From the line containing "Type out the text in this image." down to the last line of the material, return those lines verbatim and only those.

○ ○ ○ ○ ○ ○ ○

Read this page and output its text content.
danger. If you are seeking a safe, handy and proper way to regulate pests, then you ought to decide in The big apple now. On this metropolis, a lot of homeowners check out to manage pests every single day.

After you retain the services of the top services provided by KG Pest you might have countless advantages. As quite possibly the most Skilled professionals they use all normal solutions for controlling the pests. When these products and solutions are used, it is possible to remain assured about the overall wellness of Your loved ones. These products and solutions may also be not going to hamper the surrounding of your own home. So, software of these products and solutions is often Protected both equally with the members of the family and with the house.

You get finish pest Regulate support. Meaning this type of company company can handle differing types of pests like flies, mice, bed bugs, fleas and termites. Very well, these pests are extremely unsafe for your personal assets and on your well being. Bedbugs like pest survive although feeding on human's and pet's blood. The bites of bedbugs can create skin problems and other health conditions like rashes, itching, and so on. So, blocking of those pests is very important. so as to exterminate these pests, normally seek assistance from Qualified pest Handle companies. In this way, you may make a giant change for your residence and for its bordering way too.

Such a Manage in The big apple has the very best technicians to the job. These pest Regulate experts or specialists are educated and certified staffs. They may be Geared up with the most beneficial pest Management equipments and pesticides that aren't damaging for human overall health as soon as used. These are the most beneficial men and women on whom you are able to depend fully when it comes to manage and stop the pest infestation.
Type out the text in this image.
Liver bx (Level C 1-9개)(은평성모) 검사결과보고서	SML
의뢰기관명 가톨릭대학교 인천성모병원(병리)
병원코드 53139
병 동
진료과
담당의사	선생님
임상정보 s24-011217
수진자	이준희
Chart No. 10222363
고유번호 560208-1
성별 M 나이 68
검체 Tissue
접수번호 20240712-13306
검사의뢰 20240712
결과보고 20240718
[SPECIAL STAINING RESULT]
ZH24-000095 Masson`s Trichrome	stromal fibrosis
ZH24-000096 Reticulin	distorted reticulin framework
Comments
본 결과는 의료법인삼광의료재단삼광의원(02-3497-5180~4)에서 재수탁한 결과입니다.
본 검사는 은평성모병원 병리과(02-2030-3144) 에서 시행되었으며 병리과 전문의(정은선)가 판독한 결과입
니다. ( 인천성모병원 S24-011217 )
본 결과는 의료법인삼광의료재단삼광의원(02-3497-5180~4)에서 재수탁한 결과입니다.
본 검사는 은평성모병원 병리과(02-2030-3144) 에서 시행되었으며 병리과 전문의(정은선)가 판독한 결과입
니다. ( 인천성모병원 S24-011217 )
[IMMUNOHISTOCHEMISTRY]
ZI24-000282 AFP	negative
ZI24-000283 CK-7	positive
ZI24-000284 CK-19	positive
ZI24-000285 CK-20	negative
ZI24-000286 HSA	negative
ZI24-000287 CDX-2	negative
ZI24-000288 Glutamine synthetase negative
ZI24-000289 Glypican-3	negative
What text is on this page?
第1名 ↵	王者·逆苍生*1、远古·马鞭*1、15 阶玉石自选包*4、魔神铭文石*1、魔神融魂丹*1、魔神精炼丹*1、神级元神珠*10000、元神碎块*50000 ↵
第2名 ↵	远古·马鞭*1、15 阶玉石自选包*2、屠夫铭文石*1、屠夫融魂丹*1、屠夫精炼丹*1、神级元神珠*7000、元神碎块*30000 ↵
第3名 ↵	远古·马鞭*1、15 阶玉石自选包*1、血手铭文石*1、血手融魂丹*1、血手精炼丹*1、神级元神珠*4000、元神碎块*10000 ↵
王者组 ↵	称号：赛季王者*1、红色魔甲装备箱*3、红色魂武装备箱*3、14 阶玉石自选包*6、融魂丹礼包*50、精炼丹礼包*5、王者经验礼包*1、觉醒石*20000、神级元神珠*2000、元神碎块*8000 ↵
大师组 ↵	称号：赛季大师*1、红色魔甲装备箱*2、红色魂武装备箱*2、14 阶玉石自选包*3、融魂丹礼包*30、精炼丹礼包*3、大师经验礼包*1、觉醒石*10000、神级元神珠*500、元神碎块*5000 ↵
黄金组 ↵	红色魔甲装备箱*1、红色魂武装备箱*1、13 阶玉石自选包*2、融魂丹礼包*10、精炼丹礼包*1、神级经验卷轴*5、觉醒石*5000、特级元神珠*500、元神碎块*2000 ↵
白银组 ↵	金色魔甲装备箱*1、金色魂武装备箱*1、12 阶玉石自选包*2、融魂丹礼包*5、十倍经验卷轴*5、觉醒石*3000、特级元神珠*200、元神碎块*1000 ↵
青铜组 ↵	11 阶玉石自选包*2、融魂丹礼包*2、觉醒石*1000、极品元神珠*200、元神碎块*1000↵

○ ○ ○ ○ ○ ○ ○

- [Task solution]
Type out the text in this image.
Liver bx (Level C 1-9개)(은평성모) 검사결과보고서	SML
의뢰기관명 가톨릭대학교 인천성모병원(병리)
병원코드 53139
병 동
진료과
담당의사	선생님
임상정보 s24-011217
수진자	이준희
Chart No. 10222363
고유번호 560208-1
성별 M 나이 68
검체 Tissue
접수번호 20240712-13306
검사의뢰 20240712
결과보고 20240718
[SPECIAL STAINING RESULT]
ZH24-000095 Masson`s Trichrome	stromal fibrosis
ZH24-000096 Reticulin	distorted reticulin framework
Comments
본 결과는 의료법인삼광의료재단삼광의원(02-3497-5180~4)에서 재수탁한 결과입니다.
본 검사는 은평성모병원 병리과(02-2030-3144) 에서 시행되었으며 병리과 전문의(정은선)가 판독한 결과입
니다. ( 인천성모병원 S24-011217 )
본 결과는 의료법인삼광의료재단삼광의원(02-3497-5180~4)에서 재수탁한 결과입니다.
본 검사는 은평성모병원 병리과(02-2030-3144) 에서 시행되었으며 병리과 전문의(정은선)가 판독한 결과입
니다. ( 인천성모병원 S24-011217 )
[IMMUNOHISTOCHEMISTRY]
ZI24-000282 AFP	negative
ZI24-000283 CK-7	positive
ZI24-000284 CK-19	positive
ZI24-000285 CK-20	negative
ZI24-000286 HSA	negative
ZI24-000287 CDX-2	negative
ZI24-000288 Glutamine synthetase negative
ZI24-000289 Glypican-3	negative
What text is on this page?
第1名 ↵	王者·逆苍生*1、远古·马鞭*1、15 阶玉石自选包*4、魔神铭文石*1、魔神融魂丹*1、魔神精炼丹*1、神级元神珠*10000、元神碎块*50000 ↵
第2名 ↵	远古·马鞭*1、15 阶玉石自选包*2、屠夫铭文石*1、屠夫融魂丹*1、屠夫精炼丹*1、神级元神珠*7000、元神碎块*30000 ↵
第3名 ↵	远古·马鞭*1、15 阶玉石自选包*1、血手铭文石*1、血手融魂丹*1、血手精炼丹*1、神级元神珠*4000、元神碎块*10000 ↵
王者组 ↵	称号：赛季王者*1、红色魔甲装备箱*3、红色魂武装备箱*3、14 阶玉石自选包*6、融魂丹礼包*50、精炼丹礼包*5、王者经验礼包*1、觉醒石*20000、神级元神珠*2000、元神碎块*8000 ↵
大师组 ↵	称号：赛季大师*1、红色魔甲装备箱*2、红色魂武装备箱*2、14 阶玉石自选包*3、融魂丹礼包*30、精炼丹礼包*3、大师经验礼包*1、觉醒石*10000、神级元神珠*500、元神碎块*5000 ↵
黄金组 ↵	红色魔甲装备箱*1、红色魂武装备箱*1、13 阶玉石自选包*2、融魂丹礼包*10、精炼丹礼包*1、神级经验卷轴*5、觉醒石*5000、特级元神珠*500、元神碎块*2000 ↵
白银组 ↵	金色魔甲装备箱*1、金色魂武装备箱*1、12 阶玉石自选包*2、融魂丹礼包*5、十倍经验卷轴*5、觉醒石*3000、特级元神珠*200、元神碎块*1000 ↵
青铜组 ↵	11 阶玉石自选包*2、融魂丹礼包*2、觉醒石*1000、极品元神珠*200、元神碎块*1000↵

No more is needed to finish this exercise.